▶ Collection entries

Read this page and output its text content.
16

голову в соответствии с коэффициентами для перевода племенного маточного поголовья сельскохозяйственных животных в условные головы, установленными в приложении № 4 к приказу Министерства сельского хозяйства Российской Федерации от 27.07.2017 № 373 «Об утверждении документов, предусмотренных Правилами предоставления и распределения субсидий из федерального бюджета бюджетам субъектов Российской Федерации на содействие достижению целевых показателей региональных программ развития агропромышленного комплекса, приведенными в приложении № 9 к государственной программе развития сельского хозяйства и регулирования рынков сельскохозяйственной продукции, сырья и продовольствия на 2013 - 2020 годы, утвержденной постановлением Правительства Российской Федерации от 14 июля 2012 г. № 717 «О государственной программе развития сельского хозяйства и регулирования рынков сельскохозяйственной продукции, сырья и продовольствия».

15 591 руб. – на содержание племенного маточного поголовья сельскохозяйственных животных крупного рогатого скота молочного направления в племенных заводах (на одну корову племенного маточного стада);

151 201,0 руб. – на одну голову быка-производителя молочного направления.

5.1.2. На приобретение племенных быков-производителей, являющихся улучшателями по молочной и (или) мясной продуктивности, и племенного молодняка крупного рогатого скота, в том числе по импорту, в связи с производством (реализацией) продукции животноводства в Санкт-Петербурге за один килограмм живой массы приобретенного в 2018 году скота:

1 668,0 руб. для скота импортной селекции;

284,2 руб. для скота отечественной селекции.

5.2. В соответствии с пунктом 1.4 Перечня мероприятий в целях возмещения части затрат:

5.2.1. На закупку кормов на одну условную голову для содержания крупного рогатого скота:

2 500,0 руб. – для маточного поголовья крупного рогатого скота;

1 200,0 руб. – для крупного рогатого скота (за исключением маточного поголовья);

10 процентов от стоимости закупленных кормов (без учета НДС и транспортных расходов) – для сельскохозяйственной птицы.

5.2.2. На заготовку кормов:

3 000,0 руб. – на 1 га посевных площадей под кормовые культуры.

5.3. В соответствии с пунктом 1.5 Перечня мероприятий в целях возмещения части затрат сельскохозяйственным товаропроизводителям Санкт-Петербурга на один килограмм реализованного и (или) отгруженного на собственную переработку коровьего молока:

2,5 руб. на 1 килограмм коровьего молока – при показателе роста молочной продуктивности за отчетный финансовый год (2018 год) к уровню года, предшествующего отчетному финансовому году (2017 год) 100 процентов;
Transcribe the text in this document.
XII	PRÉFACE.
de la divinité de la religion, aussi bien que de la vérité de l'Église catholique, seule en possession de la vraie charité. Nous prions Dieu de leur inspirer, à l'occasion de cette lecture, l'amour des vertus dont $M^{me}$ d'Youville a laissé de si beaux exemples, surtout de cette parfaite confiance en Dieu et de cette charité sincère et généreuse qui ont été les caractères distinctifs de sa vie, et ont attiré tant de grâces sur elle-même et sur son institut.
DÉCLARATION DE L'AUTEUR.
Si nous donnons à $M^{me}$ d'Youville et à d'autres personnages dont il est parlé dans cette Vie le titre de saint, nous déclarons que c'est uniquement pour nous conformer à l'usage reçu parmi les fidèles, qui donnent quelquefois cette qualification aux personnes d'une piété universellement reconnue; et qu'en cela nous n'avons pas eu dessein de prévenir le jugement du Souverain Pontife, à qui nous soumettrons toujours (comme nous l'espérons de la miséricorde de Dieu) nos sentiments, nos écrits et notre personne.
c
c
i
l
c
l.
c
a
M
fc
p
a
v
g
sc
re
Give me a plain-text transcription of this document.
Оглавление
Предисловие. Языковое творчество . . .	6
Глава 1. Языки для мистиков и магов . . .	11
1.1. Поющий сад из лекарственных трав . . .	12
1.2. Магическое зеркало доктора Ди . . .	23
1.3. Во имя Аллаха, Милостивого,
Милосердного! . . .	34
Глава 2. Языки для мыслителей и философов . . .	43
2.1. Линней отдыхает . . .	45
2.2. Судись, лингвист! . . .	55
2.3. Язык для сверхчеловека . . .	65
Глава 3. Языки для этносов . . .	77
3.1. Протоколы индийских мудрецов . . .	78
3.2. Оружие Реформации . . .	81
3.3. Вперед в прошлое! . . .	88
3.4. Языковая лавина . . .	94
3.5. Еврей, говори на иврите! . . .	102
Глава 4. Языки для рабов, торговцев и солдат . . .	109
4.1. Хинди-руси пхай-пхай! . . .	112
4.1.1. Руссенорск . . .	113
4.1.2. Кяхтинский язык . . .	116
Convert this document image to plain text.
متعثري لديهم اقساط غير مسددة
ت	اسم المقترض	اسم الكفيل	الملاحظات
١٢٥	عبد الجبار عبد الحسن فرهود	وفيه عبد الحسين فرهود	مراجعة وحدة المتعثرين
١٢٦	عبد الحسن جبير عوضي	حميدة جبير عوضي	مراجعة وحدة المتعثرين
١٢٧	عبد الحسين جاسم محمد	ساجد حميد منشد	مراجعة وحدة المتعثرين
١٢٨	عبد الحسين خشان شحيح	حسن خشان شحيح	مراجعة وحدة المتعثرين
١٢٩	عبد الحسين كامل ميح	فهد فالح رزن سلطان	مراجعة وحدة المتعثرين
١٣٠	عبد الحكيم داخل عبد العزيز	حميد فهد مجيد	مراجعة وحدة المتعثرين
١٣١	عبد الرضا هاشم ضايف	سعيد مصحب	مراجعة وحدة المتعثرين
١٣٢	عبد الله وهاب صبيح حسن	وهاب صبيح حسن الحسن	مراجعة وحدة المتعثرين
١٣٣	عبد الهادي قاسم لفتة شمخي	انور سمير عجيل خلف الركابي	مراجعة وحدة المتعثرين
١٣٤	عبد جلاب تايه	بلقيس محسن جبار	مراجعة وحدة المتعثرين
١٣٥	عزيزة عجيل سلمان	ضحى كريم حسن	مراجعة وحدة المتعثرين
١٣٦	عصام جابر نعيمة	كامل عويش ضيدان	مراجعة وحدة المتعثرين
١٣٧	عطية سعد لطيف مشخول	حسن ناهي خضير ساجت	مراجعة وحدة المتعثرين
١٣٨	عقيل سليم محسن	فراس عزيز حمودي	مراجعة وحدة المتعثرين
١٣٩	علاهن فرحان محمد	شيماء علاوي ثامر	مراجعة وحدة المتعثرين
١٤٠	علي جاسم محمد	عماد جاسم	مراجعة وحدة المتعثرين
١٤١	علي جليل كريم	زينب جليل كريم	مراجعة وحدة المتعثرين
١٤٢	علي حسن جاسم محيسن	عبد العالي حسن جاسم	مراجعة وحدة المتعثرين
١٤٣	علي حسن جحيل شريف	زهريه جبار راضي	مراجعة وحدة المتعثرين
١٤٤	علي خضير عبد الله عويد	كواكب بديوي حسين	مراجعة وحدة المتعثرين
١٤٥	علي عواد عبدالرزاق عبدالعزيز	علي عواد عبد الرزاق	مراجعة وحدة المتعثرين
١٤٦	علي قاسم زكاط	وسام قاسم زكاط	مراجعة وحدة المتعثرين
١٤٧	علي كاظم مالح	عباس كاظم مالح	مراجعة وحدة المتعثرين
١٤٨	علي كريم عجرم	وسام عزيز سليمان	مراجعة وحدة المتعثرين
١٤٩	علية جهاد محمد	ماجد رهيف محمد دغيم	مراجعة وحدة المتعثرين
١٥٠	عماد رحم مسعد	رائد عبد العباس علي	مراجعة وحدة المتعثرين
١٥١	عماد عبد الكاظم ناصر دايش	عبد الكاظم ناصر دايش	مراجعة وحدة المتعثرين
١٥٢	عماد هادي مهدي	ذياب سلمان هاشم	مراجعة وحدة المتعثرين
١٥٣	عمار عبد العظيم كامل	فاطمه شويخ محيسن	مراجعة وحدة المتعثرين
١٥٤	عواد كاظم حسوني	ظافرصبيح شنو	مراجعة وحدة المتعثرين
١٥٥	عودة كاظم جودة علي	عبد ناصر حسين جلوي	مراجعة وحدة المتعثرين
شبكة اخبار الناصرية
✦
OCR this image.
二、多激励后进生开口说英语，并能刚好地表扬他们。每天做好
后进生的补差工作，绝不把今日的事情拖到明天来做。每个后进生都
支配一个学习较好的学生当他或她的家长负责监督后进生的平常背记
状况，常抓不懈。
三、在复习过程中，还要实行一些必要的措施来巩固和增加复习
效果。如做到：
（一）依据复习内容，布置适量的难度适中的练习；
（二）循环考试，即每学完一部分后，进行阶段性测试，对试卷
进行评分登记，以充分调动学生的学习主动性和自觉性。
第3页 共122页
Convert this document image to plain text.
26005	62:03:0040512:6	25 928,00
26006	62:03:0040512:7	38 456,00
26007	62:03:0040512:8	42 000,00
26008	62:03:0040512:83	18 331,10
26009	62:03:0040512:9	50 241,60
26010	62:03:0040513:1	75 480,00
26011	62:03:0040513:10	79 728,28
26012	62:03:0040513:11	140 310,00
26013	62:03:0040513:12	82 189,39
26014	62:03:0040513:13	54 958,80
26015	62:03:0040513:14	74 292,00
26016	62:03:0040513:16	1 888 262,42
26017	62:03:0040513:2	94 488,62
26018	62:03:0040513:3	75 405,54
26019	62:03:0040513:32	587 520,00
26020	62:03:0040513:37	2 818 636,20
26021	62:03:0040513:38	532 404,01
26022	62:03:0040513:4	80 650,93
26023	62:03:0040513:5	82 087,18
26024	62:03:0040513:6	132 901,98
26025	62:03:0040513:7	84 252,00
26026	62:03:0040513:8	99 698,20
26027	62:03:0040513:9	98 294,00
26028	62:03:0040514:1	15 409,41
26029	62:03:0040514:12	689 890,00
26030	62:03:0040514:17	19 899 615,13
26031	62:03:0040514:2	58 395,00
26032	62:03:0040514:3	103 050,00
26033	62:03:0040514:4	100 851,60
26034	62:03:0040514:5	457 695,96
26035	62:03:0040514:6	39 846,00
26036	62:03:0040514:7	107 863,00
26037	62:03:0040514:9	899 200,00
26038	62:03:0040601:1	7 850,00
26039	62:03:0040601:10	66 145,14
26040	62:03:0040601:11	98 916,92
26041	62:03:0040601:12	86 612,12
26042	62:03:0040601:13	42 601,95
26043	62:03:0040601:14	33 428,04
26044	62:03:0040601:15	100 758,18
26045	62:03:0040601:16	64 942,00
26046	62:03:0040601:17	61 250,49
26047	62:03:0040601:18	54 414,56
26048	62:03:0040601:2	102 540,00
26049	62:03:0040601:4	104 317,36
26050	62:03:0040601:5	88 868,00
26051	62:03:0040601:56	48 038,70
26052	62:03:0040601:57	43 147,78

▶ DIRECTIVE
Across the records above, count the lines holding "قاسم" and reply with that number alone.

▶ RESULT OF THIS EXERCISE
2